**Records to process**.
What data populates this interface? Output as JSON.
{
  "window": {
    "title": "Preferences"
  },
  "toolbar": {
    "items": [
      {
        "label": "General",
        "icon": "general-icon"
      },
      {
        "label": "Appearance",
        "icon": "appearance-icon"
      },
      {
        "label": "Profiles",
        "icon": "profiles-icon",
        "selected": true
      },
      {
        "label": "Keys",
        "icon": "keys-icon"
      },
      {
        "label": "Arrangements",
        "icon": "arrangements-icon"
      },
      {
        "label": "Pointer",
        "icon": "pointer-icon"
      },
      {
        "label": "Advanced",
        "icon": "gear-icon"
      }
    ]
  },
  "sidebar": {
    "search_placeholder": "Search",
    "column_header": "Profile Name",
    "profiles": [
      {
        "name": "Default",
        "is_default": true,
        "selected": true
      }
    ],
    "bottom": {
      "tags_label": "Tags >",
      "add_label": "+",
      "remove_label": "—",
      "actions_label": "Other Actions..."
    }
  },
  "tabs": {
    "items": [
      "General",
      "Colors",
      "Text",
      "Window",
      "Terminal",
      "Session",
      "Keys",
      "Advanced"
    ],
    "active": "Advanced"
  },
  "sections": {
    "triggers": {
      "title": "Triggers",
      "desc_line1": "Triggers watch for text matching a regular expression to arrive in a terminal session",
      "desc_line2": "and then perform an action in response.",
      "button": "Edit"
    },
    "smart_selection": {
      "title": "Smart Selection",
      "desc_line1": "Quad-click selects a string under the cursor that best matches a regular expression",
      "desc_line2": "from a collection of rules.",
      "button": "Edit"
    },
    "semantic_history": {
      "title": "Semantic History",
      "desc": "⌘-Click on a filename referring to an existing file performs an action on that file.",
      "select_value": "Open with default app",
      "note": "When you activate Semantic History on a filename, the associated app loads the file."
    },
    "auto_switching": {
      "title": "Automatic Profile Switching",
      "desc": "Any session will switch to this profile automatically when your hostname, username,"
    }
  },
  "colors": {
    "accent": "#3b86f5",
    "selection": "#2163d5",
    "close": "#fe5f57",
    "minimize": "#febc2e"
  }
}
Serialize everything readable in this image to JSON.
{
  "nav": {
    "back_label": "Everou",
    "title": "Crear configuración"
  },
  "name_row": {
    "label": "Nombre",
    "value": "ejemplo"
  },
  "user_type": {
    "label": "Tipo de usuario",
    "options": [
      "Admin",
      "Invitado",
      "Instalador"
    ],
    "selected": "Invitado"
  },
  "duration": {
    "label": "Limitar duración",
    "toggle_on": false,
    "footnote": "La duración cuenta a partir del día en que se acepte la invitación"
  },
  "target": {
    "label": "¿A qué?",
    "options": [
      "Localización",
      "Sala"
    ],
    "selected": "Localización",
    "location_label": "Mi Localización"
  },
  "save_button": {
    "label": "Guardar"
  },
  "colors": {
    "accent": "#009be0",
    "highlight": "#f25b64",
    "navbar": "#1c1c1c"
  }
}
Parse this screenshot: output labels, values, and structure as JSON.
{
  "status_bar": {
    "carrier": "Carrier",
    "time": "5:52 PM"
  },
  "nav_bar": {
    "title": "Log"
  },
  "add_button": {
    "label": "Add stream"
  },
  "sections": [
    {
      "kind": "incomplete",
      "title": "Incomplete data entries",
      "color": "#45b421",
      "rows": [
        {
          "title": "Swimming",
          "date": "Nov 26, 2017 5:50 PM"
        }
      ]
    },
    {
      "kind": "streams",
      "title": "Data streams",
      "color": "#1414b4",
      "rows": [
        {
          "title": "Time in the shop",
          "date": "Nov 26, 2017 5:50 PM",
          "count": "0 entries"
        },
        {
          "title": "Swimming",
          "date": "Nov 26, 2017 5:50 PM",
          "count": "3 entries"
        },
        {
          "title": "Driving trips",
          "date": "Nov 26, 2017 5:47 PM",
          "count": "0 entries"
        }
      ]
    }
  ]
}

**Problem**. From the preceding material, extract every line exactly.

**Output for this task**.
What data populates this interface? Output as JSON.
{
  "window": {
    "title": "Preferences"
  },
  "toolbar": {
    "items": [
      {
        "label": "General",
        "icon": "general-icon"
      },
      {
        "label": "Appearance",
        "icon": "appearance-icon"
      },
      {
        "label": "Profiles",
        "icon": "profiles-icon",
        "selected": true
      },
      {
        "label": "Keys",
        "icon": "keys-icon"
      },
      {
        "label": "Arrangements",
        "icon": "arrangements-icon"
      },
      {
        "label": "Pointer",
        "icon": "pointer-icon"
      },
      {
        "label": "Advanced",
        "icon": "gear-icon"
      }
    ]
  },
  "sidebar": {
    "search_placeholder": "Search",
    "column_header": "Profile Name",
    "profiles": [
      {
        "name": "Default",
        "is_default": true,
        "selected": true
      }
    ],
    "bottom": {
      "tags_label": "Tags >",
      "add_label": "+",
      "remove_label": "—",
      "actions_label": "Other Actions..."
    }
  },
  "tabs": {
    "items": [
      "General",
      "Colors",
      "Text",
      "Window",
      "Terminal",
      "Session",
      "Keys",
      "Advanced"
    ],
    "active": "Advanced"
  },
  "sections": {
    "triggers": {
      "title": "Triggers",
      "desc_line1": "Triggers watch for text matching a regular expression to arrive in a terminal session",
      "desc_line2": "and then perform an action in response.",
      "button": "Edit"
    },
    "smart_selection": {
      "title": "Smart Selection",
      "desc_line1": "Quad-click selects a string under the cursor that best matches a regular expression",
      "desc_line2": "from a collection of rules.",
      "button": "Edit"
    },
    "semantic_history": {
      "title": "Semantic History",
      "desc": "⌘-Click on a filename referring to an existing file performs an action on that file.",
      "select_value": "Open with default app",
      "note": "When you activate Semantic History on a filename, the associated app loads the file."
    },
    "auto_switching": {
      "title": "Automatic Profile Switching",
      "desc": "Any session will switch to this profile automatically when your hostname, username,"
    }
  },
  "colors": {
    "accent": "#3b86f5",
    "selection": "#2163d5",
    "close": "#fe5f57",
    "minimize": "#febc2e"
  }
}
Serialize everything readable in this image to JSON.
{
  "nav": {
    "back_label": "Everou",
    "title": "Crear configuración"
  },
  "name_row": {
    "label": "Nombre",
    "value": "ejemplo"
  },
  "user_type": {
    "label": "Tipo de usuario",
    "options": [
      "Admin",
      "Invitado",
      "Instalador"
    ],
    "selected": "Invitado"
  },
  "duration": {
    "label": "Limitar duración",
    "toggle_on": false,
    "footnote": "La duración cuenta a partir del día en que se acepte la invitación"
  },
  "target": {
    "label": "¿A qué?",
    "options": [
      "Localización",
      "Sala"
    ],
    "selected": "Localización",
    "location_label": "Mi Localización"
  },
  "save_button": {
    "label": "Guardar"
  },
  "colors": {
    "accent": "#009be0",
    "highlight": "#f25b64",
    "navbar": "#1c1c1c"
  }
}
Parse this screenshot: output labels, values, and structure as JSON.
{
  "status_bar": {
    "carrier": "Carrier",
    "time": "5:52 PM"
  },
  "nav_bar": {
    "title": "Log"
  },
  "add_button": {
    "label": "Add stream"
  },
  "sections": [
    {
      "kind": "incomplete",
      "title": "Incomplete data entries",
      "color": "#45b421",
      "rows": [
        {
          "title": "Swimming",
          "date": "Nov 26, 2017 5:50 PM"
        }
      ]
    },
    {
      "kind": "streams",
      "title": "Data streams",
      "color": "#1414b4",
      "rows": [
        {
          "title": "Time in the shop",
          "date": "Nov 26, 2017 5:50 PM",
          "count": "0 entries"
        },
        {
          "title": "Swimming",
          "date": "Nov 26, 2017 5:50 PM",
          "count": "3 entries"
        },
        {
          "title": "Driving trips",
          "date": "Nov 26, 2017 5:47 PM",
          "count": "0 entries"
        }
      ]
    }
  ]
}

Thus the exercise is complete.